Stated goal
Select the lines that contain "data" and copy each of them.
-- Start --
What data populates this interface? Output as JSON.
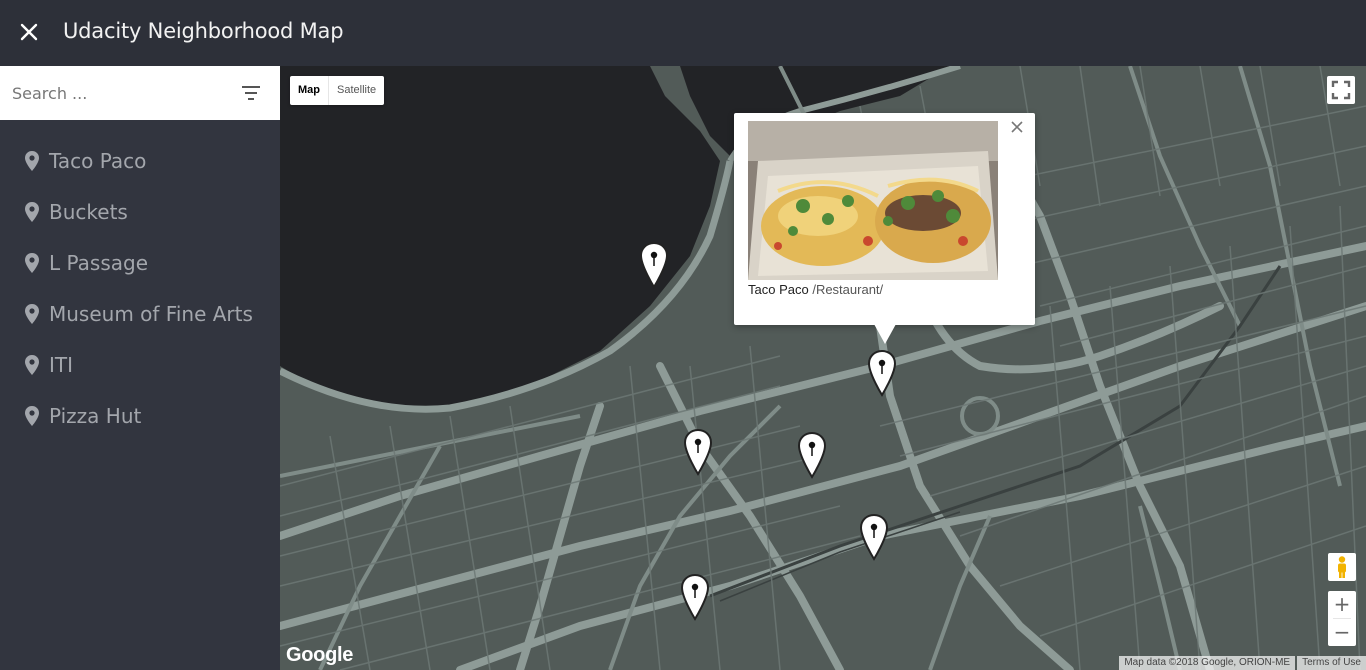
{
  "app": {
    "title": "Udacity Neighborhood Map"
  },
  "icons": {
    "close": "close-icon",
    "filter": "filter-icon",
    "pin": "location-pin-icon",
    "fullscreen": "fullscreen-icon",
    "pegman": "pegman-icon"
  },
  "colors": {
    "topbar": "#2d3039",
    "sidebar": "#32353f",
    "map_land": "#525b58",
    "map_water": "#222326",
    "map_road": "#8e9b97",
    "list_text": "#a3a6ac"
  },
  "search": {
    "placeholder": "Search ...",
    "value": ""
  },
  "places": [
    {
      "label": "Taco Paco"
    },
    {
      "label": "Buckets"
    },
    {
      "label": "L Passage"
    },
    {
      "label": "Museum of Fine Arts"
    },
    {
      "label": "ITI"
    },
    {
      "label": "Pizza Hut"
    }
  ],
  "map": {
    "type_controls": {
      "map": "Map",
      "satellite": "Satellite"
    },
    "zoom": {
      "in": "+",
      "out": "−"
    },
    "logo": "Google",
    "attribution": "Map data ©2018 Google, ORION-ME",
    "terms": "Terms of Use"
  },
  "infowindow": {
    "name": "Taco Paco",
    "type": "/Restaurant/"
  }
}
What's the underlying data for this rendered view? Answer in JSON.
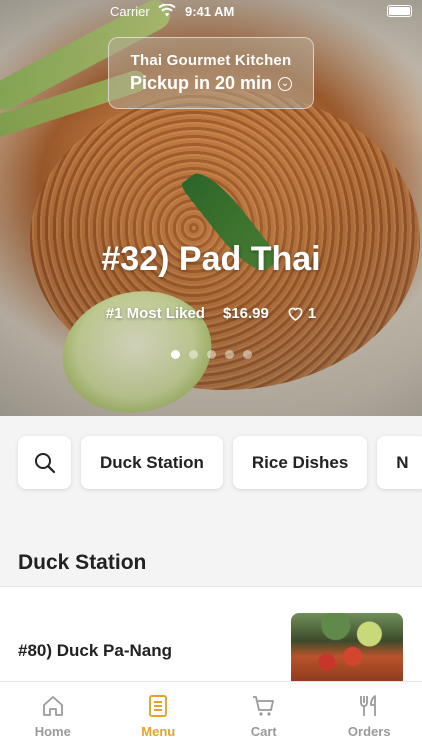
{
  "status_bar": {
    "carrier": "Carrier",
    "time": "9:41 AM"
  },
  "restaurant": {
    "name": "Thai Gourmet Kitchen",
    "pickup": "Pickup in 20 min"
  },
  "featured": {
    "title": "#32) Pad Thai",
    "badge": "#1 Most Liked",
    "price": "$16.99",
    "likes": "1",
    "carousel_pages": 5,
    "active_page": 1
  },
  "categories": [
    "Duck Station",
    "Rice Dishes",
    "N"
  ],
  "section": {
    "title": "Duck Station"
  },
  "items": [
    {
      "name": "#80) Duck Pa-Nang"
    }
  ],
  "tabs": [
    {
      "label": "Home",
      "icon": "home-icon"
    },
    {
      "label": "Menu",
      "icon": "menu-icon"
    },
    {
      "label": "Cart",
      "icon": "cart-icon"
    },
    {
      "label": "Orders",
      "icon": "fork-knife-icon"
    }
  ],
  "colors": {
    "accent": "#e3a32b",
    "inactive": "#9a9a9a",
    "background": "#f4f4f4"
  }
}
-- End --
Solution for this exercise
What data populates this interface? Output as JSON.
    "attribution": "Map data ©2018 Google, ORION-ME",
What's the underlying data for this rendered view? Answer in JSON.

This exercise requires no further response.